Set problem: For each line of the data below that holds "title", copy the line.

Data entries:
○ ○ ○ ○ ○
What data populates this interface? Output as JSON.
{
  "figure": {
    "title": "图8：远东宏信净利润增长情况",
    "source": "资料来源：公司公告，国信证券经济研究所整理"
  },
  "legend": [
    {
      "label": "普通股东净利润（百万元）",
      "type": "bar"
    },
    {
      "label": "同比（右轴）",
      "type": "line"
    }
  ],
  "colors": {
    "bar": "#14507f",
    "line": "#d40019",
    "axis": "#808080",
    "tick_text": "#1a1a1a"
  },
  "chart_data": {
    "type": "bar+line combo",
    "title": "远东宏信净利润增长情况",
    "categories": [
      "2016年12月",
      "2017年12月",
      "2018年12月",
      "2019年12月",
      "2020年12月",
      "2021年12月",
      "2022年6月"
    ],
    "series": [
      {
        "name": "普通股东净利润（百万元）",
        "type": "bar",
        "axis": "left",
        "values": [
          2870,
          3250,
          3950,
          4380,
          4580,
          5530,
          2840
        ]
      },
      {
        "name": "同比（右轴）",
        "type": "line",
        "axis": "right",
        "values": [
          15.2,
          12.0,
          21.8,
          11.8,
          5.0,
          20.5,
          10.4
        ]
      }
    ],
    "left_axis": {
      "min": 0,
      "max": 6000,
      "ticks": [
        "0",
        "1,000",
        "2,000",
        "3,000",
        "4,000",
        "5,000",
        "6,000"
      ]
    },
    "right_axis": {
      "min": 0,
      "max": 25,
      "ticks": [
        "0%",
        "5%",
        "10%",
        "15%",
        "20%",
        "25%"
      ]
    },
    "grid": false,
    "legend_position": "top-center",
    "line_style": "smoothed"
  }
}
○ ○ ○ ○ ○
Task answer:
    "title": "图8：远东宏信净利润增长情况",
    "title": "远东宏信净利润增长情况",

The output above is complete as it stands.